- **Work to do**:
Repeat each line word for word.

══════════

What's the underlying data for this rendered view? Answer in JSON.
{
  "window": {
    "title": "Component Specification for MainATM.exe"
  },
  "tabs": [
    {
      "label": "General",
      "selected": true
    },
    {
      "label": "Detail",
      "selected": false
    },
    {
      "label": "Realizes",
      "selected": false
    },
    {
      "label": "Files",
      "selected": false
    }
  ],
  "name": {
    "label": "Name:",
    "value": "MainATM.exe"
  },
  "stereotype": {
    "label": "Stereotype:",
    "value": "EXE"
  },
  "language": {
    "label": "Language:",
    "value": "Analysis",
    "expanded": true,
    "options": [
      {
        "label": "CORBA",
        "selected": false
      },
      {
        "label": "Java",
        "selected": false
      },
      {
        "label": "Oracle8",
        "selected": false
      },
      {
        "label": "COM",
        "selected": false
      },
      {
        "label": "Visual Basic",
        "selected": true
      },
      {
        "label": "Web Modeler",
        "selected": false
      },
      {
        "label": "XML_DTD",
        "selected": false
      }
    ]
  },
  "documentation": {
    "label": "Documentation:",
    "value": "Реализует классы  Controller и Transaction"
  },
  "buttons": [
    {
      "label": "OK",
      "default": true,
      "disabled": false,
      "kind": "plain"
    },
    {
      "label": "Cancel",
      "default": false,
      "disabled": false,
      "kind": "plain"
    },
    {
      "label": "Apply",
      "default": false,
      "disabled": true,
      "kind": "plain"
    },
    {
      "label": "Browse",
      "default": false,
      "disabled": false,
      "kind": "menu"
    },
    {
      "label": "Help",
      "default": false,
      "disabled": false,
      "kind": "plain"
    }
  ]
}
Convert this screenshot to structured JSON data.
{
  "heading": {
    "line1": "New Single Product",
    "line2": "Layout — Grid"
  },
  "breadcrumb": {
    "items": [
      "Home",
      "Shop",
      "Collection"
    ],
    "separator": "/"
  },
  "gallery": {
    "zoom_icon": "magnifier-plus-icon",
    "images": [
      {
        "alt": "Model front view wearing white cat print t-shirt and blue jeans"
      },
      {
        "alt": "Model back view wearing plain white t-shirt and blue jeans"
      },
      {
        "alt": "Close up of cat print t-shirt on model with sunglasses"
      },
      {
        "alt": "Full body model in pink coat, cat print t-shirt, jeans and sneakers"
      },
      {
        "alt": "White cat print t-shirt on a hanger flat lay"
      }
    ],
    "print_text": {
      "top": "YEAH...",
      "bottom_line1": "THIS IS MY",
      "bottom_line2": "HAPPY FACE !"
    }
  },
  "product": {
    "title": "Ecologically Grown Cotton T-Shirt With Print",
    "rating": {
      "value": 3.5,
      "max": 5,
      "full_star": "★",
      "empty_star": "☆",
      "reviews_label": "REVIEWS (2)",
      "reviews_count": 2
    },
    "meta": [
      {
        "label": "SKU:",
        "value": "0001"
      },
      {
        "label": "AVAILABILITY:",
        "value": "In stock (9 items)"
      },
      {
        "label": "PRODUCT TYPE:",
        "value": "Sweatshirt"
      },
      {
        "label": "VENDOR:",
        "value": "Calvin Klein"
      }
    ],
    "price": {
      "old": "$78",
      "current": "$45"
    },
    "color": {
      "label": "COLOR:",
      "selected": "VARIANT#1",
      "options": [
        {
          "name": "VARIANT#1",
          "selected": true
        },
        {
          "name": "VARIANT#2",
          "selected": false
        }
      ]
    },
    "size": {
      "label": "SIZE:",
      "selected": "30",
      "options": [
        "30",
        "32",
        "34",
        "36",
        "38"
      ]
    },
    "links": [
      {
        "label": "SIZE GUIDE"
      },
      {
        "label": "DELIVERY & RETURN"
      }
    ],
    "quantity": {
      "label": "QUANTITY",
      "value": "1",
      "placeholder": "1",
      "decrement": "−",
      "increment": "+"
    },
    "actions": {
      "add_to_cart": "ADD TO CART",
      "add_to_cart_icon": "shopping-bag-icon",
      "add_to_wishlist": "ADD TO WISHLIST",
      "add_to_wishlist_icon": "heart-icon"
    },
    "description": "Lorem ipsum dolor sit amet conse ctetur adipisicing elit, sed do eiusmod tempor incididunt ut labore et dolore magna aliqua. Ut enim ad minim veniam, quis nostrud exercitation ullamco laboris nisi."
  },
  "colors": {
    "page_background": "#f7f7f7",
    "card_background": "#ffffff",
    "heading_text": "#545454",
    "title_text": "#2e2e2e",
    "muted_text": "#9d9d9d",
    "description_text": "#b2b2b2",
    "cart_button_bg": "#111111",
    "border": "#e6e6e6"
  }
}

══════════

- **Correct output**:
What's the underlying data for this rendered view? Answer in JSON.
{
  "window": {
    "title": "Component Specification for MainATM.exe"
  },
  "tabs": [
    {
      "label": "General",
      "selected": true
    },
    {
      "label": "Detail",
      "selected": false
    },
    {
      "label": "Realizes",
      "selected": false
    },
    {
      "label": "Files",
      "selected": false
    }
  ],
  "name": {
    "label": "Name:",
    "value": "MainATM.exe"
  },
  "stereotype": {
    "label": "Stereotype:",
    "value": "EXE"
  },
  "language": {
    "label": "Language:",
    "value": "Analysis",
    "expanded": true,
    "options": [
      {
        "label": "CORBA",
        "selected": false
      },
      {
        "label": "Java",
        "selected": false
      },
      {
        "label": "Oracle8",
        "selected": false
      },
      {
        "label": "COM",
        "selected": false
      },
      {
        "label": "Visual Basic",
        "selected": true
      },
      {
        "label": "Web Modeler",
        "selected": false
      },
      {
        "label": "XML_DTD",
        "selected": false
      }
    ]
  },
  "documentation": {
    "label": "Documentation:",
    "value": "Реализует классы  Controller и Transaction"
  },
  "buttons": [
    {
      "label": "OK",
      "default": true,
      "disabled": false,
      "kind": "plain"
    },
    {
      "label": "Cancel",
      "default": false,
      "disabled": false,
      "kind": "plain"
    },
    {
      "label": "Apply",
      "default": false,
      "disabled": true,
      "kind": "plain"
    },
    {
      "label": "Browse",
      "default": false,
      "disabled": false,
      "kind": "menu"
    },
    {
      "label": "Help",
      "default": false,
      "disabled": false,
      "kind": "plain"
    }
  ]
}
Convert this screenshot to structured JSON data.
{
  "heading": {
    "line1": "New Single Product",
    "line2": "Layout — Grid"
  },
  "breadcrumb": {
    "items": [
      "Home",
      "Shop",
      "Collection"
    ],
    "separator": "/"
  },
  "gallery": {
    "zoom_icon": "magnifier-plus-icon",
    "images": [
      {
        "alt": "Model front view wearing white cat print t-shirt and blue jeans"
      },
      {
        "alt": "Model back view wearing plain white t-shirt and blue jeans"
      },
      {
        "alt": "Close up of cat print t-shirt on model with sunglasses"
      },
      {
        "alt": "Full body model in pink coat, cat print t-shirt, jeans and sneakers"
      },
      {
        "alt": "White cat print t-shirt on a hanger flat lay"
      }
    ],
    "print_text": {
      "top": "YEAH...",
      "bottom_line1": "THIS IS MY",
      "bottom_line2": "HAPPY FACE !"
    }
  },
  "product": {
    "title": "Ecologically Grown Cotton T-Shirt With Print",
    "rating": {
      "value": 3.5,
      "max": 5,
      "full_star": "★",
      "empty_star": "☆",
      "reviews_label": "REVIEWS (2)",
      "reviews_count": 2
    },
    "meta": [
      {
        "label": "SKU:",
        "value": "0001"
      },
      {
        "label": "AVAILABILITY:",
        "value": "In stock (9 items)"
      },
      {
        "label": "PRODUCT TYPE:",
        "value": "Sweatshirt"
      },
      {
        "label": "VENDOR:",
        "value": "Calvin Klein"
      }
    ],
    "price": {
      "old": "$78",
      "current": "$45"
    },
    "color": {
      "label": "COLOR:",
      "selected": "VARIANT#1",
      "options": [
        {
          "name": "VARIANT#1",
          "selected": true
        },
        {
          "name": "VARIANT#2",
          "selected": false
        }
      ]
    },
    "size": {
      "label": "SIZE:",
      "selected": "30",
      "options": [
        "30",
        "32",
        "34",
        "36",
        "38"
      ]
    },
    "links": [
      {
        "label": "SIZE GUIDE"
      },
      {
        "label": "DELIVERY & RETURN"
      }
    ],
    "quantity": {
      "label": "QUANTITY",
      "value": "1",
      "placeholder": "1",
      "decrement": "−",
      "increment": "+"
    },
    "actions": {
      "add_to_cart": "ADD TO CART",
      "add_to_cart_icon": "shopping-bag-icon",
      "add_to_wishlist": "ADD TO WISHLIST",
      "add_to_wishlist_icon": "heart-icon"
    },
    "description": "Lorem ipsum dolor sit amet conse ctetur adipisicing elit, sed do eiusmod tempor incididunt ut labore et dolore magna aliqua. Ut enim ad minim veniam, quis nostrud exercitation ullamco laboris nisi."
  },
  "colors": {
    "page_background": "#f7f7f7",
    "card_background": "#ffffff",
    "heading_text": "#545454",
    "title_text": "#2e2e2e",
    "muted_text": "#9d9d9d",
    "description_text": "#b2b2b2",
    "cart_button_bg": "#111111",
    "border": "#e6e6e6"
  }
}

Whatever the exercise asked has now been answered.